— BEGIN —

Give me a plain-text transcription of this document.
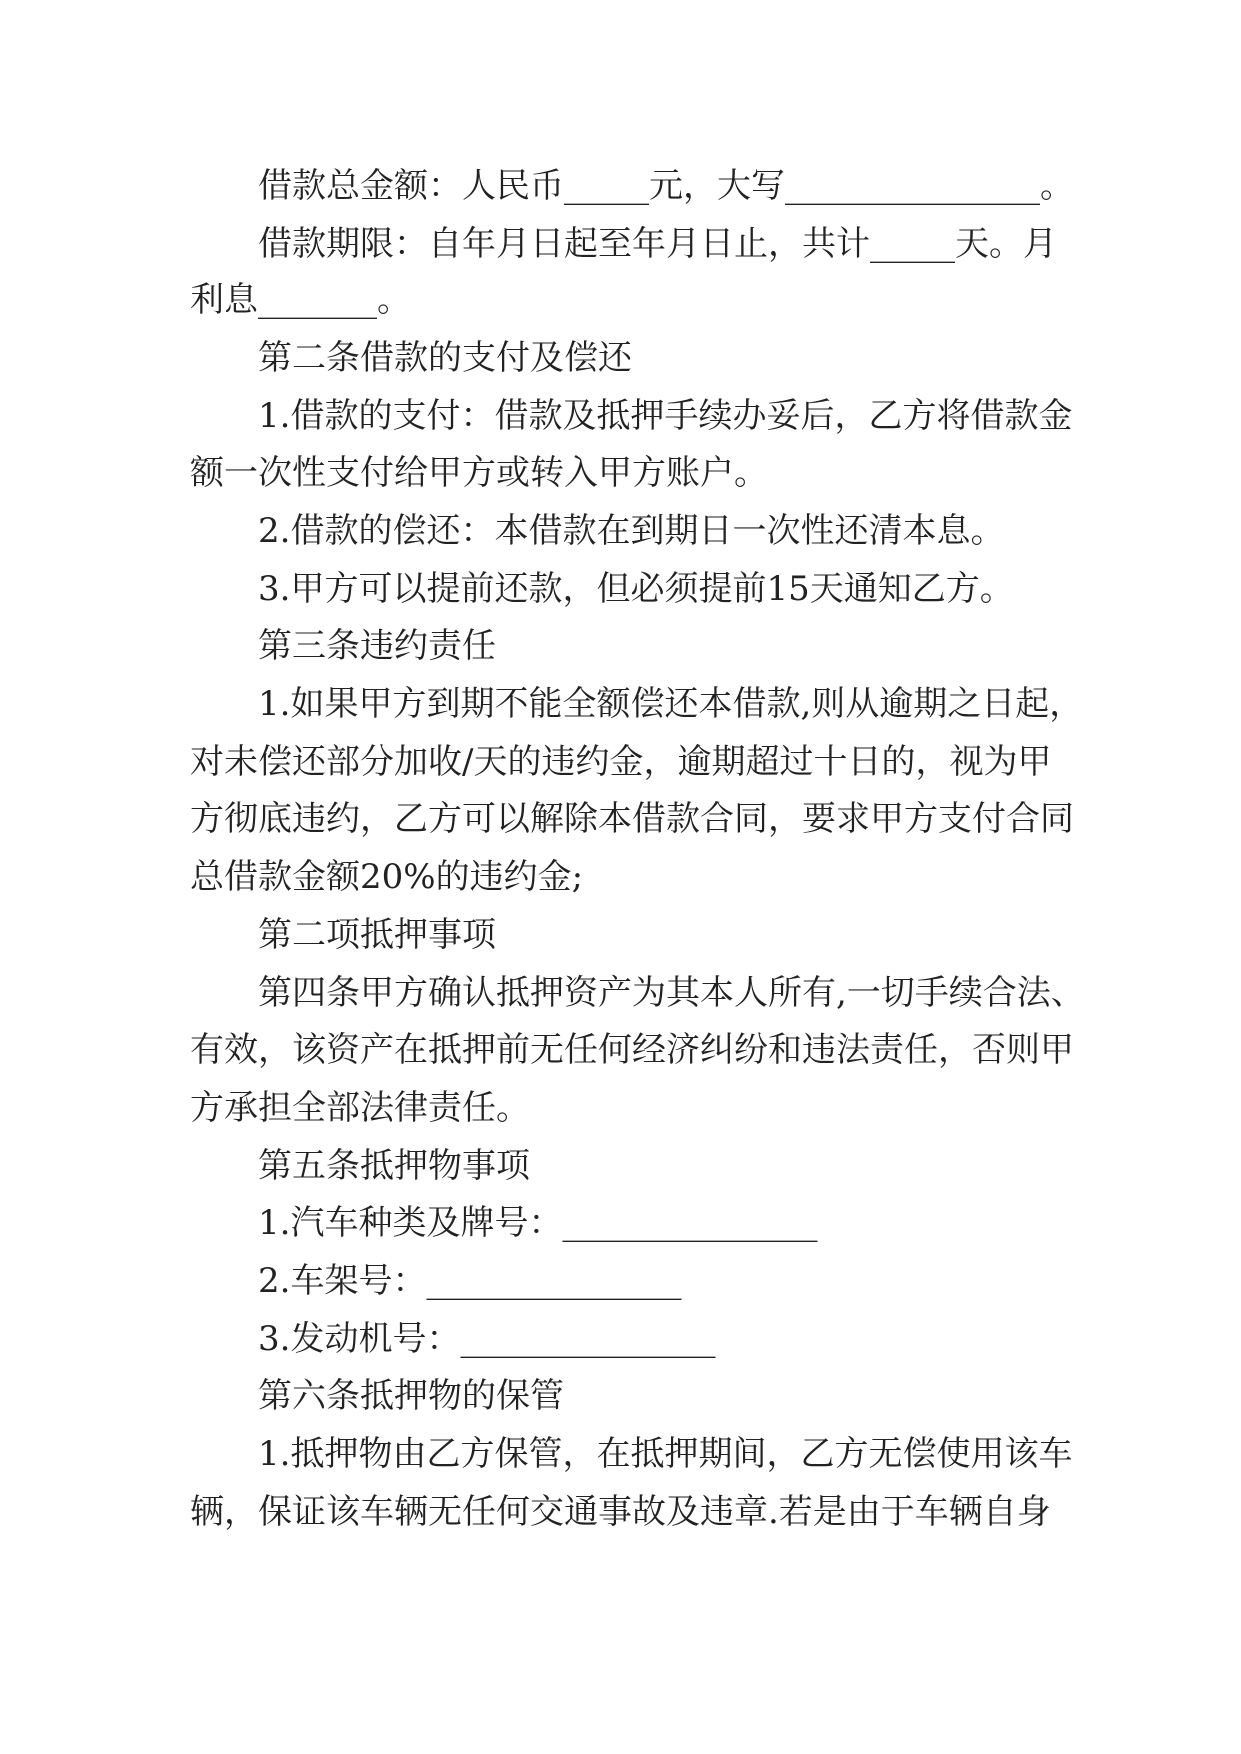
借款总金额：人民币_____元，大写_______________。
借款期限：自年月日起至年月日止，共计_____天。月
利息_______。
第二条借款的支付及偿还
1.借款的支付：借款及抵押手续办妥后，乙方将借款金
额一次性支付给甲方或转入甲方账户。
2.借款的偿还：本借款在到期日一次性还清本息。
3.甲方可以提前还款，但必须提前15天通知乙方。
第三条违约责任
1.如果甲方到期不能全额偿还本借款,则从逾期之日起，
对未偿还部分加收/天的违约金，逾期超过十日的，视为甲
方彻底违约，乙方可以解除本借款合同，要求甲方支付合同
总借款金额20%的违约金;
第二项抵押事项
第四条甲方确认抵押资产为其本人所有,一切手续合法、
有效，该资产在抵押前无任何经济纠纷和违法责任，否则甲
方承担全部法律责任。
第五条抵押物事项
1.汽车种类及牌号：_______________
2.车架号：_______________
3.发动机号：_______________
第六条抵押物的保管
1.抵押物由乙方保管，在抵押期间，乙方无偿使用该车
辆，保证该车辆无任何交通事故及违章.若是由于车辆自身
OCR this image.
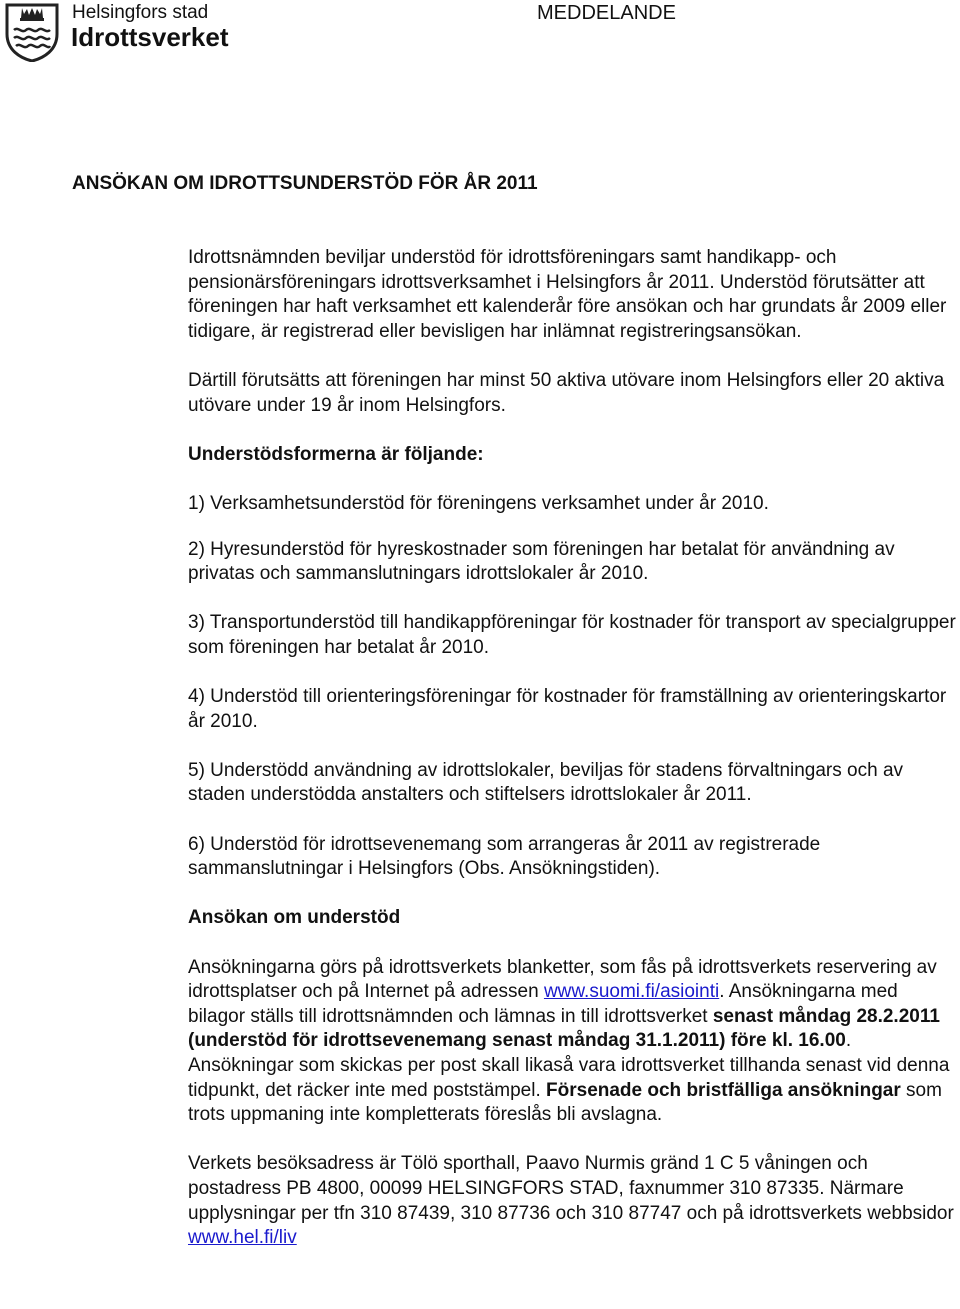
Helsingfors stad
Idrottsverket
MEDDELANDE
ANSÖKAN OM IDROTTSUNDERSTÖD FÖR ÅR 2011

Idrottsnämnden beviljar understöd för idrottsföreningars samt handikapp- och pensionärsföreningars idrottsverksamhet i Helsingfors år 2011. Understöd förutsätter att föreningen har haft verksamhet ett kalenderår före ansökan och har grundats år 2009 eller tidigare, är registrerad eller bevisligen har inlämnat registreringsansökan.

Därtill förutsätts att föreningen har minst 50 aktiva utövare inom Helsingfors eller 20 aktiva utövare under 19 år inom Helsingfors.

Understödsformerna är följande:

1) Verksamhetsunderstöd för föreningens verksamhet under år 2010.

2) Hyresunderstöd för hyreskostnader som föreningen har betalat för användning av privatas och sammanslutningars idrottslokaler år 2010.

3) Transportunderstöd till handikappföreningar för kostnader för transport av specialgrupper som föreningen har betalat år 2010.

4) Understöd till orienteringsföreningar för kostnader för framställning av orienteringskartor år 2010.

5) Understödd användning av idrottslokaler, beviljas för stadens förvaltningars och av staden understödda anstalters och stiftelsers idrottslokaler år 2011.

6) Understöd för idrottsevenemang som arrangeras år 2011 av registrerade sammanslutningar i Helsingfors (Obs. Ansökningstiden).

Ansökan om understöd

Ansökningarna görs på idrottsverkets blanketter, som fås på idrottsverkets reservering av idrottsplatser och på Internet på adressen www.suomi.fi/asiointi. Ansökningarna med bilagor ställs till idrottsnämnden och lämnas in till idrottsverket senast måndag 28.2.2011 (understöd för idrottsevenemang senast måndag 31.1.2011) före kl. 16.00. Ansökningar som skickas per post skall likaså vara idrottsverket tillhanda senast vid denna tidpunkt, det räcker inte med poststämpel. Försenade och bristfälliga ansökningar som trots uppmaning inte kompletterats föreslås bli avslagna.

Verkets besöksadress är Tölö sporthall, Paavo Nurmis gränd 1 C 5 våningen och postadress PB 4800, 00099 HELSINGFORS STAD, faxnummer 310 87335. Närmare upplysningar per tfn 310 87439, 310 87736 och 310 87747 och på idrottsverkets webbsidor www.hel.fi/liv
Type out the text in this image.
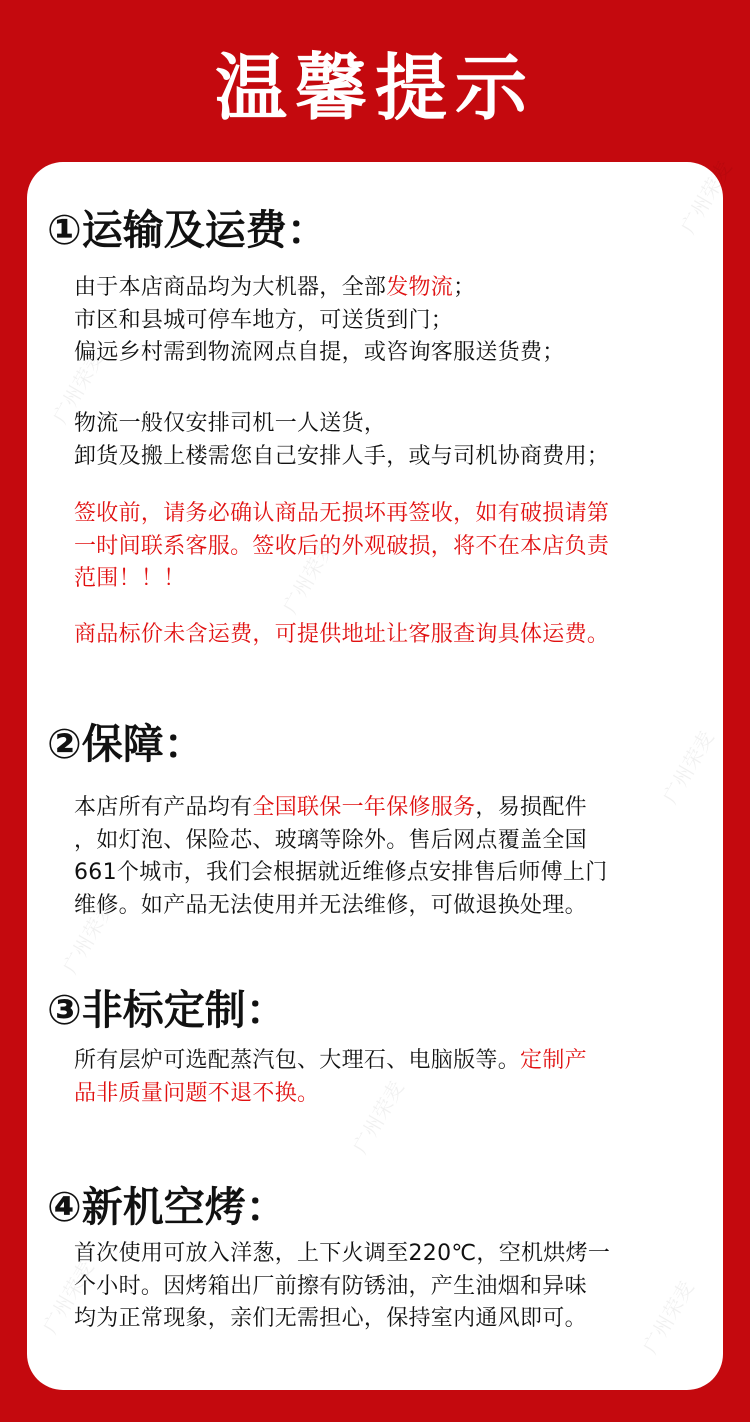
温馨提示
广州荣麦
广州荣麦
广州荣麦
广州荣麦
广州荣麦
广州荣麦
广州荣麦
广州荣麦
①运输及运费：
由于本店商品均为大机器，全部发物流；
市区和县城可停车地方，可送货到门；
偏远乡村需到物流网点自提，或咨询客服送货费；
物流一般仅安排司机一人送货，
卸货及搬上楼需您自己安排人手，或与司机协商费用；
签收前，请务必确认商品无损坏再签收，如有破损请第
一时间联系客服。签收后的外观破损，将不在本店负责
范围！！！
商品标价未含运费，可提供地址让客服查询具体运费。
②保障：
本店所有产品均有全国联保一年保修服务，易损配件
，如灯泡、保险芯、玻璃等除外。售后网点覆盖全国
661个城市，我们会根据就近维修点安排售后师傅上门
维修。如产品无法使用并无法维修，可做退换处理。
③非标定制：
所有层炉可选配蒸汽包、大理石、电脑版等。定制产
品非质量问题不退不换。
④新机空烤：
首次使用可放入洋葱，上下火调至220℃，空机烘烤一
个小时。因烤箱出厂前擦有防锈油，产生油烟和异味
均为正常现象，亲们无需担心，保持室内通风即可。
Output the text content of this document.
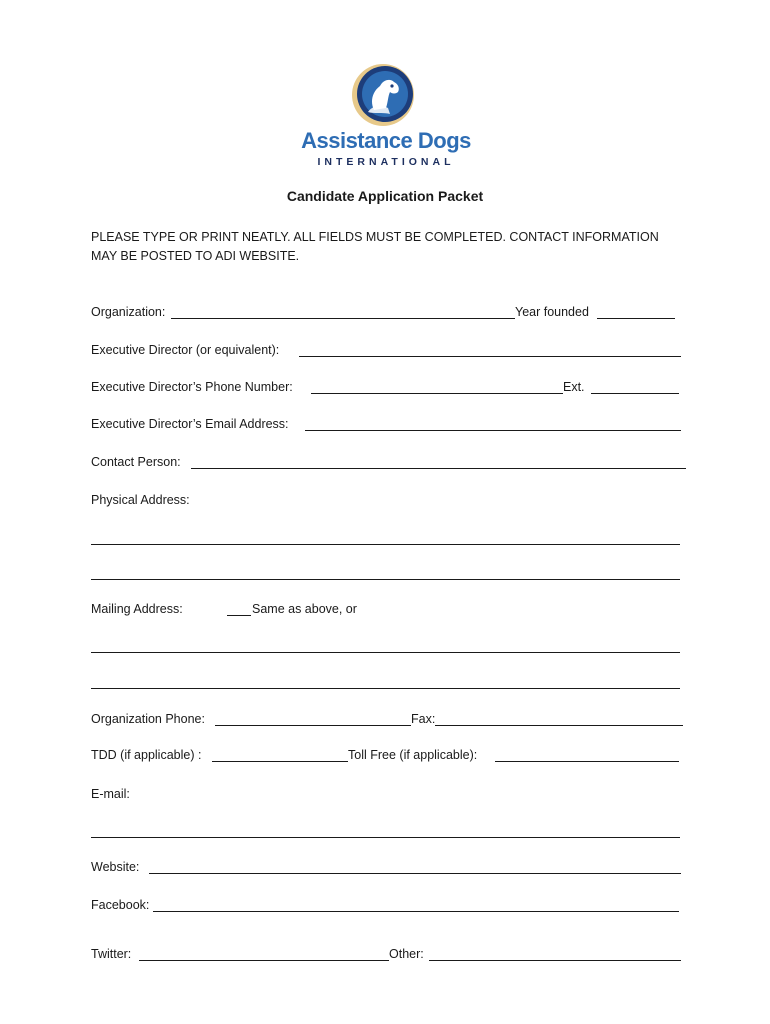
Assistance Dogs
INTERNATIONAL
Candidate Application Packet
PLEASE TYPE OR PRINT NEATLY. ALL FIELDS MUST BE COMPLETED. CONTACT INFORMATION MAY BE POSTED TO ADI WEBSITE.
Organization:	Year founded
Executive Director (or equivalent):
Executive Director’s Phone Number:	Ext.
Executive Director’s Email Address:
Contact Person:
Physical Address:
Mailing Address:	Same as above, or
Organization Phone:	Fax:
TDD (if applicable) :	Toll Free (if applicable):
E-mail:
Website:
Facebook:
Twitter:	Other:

— END —

Print out the whole of the material word for word, without pictures.

Result below:
Give me a plain-text transcription of this document.
借款总金额：人民币_____元，大写_______________。
借款期限：自年月日起至年月日止，共计_____天。月
利息_______。
第二条借款的支付及偿还
1.借款的支付：借款及抵押手续办妥后，乙方将借款金
额一次性支付给甲方或转入甲方账户。
2.借款的偿还：本借款在到期日一次性还清本息。
3.甲方可以提前还款，但必须提前15天通知乙方。
第三条违约责任
1.如果甲方到期不能全额偿还本借款,则从逾期之日起，
对未偿还部分加收/天的违约金，逾期超过十日的，视为甲
方彻底违约，乙方可以解除本借款合同，要求甲方支付合同
总借款金额20%的违约金;
第二项抵押事项
第四条甲方确认抵押资产为其本人所有,一切手续合法、
有效，该资产在抵押前无任何经济纠纷和违法责任，否则甲
方承担全部法律责任。
第五条抵押物事项
1.汽车种类及牌号：_______________
2.车架号：_______________
3.发动机号：_______________
第六条抵押物的保管
1.抵押物由乙方保管，在抵押期间，乙方无偿使用该车
辆，保证该车辆无任何交通事故及违章.若是由于车辆自身
OCR this image.
Helsingfors stad
Idrottsverket
MEDDELANDE
ANSÖKAN OM IDROTTSUNDERSTÖD FÖR ÅR 2011

Idrottsnämnden beviljar understöd för idrottsföreningars samt handikapp- och pensionärsföreningars idrottsverksamhet i Helsingfors år 2011. Understöd förutsätter att föreningen har haft verksamhet ett kalenderår före ansökan och har grundats år 2009 eller tidigare, är registrerad eller bevisligen har inlämnat registreringsansökan.

Därtill förutsätts att föreningen har minst 50 aktiva utövare inom Helsingfors eller 20 aktiva utövare under 19 år inom Helsingfors.

Understödsformerna är följande:

1) Verksamhetsunderstöd för föreningens verksamhet under år 2010.

2) Hyresunderstöd för hyreskostnader som föreningen har betalat för användning av privatas och sammanslutningars idrottslokaler år 2010.

3) Transportunderstöd till handikappföreningar för kostnader för transport av specialgrupper som föreningen har betalat år 2010.

4) Understöd till orienteringsföreningar för kostnader för framställning av orienteringskartor år 2010.

5) Understödd användning av idrottslokaler, beviljas för stadens förvaltningars och av staden understödda anstalters och stiftelsers idrottslokaler år 2011.

6) Understöd för idrottsevenemang som arrangeras år 2011 av registrerade sammanslutningar i Helsingfors (Obs. Ansökningstiden).

Ansökan om understöd

Ansökningarna görs på idrottsverkets blanketter, som fås på idrottsverkets reservering av idrottsplatser och på Internet på adressen www.suomi.fi/asiointi. Ansökningarna med bilagor ställs till idrottsnämnden och lämnas in till idrottsverket senast måndag 28.2.2011 (understöd för idrottsevenemang senast måndag 31.1.2011) före kl. 16.00. Ansökningar som skickas per post skall likaså vara idrottsverket tillhanda senast vid denna tidpunkt, det räcker inte med poststämpel. Försenade och bristfälliga ansökningar som trots uppmaning inte kompletterats föreslås bli avslagna.

Verkets besöksadress är Tölö sporthall, Paavo Nurmis gränd 1 C 5 våningen och postadress PB 4800, 00099 HELSINGFORS STAD, faxnummer 310 87335. Närmare upplysningar per tfn 310 87439, 310 87736 och 310 87747 och på idrottsverkets webbsidor www.hel.fi/liv
Type out the text in this image.
温馨提示
广州荣麦
广州荣麦
广州荣麦
广州荣麦
广州荣麦
广州荣麦
广州荣麦
广州荣麦
①运输及运费：
由于本店商品均为大机器，全部发物流；
市区和县城可停车地方，可送货到门；
偏远乡村需到物流网点自提，或咨询客服送货费；
物流一般仅安排司机一人送货，
卸货及搬上楼需您自己安排人手，或与司机协商费用；
签收前，请务必确认商品无损坏再签收，如有破损请第
一时间联系客服。签收后的外观破损，将不在本店负责
范围！！！
商品标价未含运费，可提供地址让客服查询具体运费。
②保障：
本店所有产品均有全国联保一年保修服务，易损配件
，如灯泡、保险芯、玻璃等除外。售后网点覆盖全国
661个城市，我们会根据就近维修点安排售后师傅上门
维修。如产品无法使用并无法维修，可做退换处理。
③非标定制：
所有层炉可选配蒸汽包、大理石、电脑版等。定制产
品非质量问题不退不换。
④新机空烤：
首次使用可放入洋葱，上下火调至220℃，空机烘烤一
个小时。因烤箱出厂前擦有防锈油，产生油烟和异味
均为正常现象，亲们无需担心，保持室内通风即可。
Output the text content of this document.
Assistance Dogs
INTERNATIONAL
Candidate Application Packet
PLEASE TYPE OR PRINT NEATLY. ALL FIELDS MUST BE COMPLETED. CONTACT INFORMATION MAY BE POSTED TO ADI WEBSITE.
Organization:	Year founded
Executive Director (or equivalent):
Executive Director’s Phone Number:	Ext.
Executive Director’s Email Address:
Contact Person:
Physical Address:
Mailing Address:	Same as above, or
Organization Phone:	Fax:
TDD (if applicable) :	Toll Free (if applicable):
E-mail:
Website:
Facebook:
Twitter:	Other:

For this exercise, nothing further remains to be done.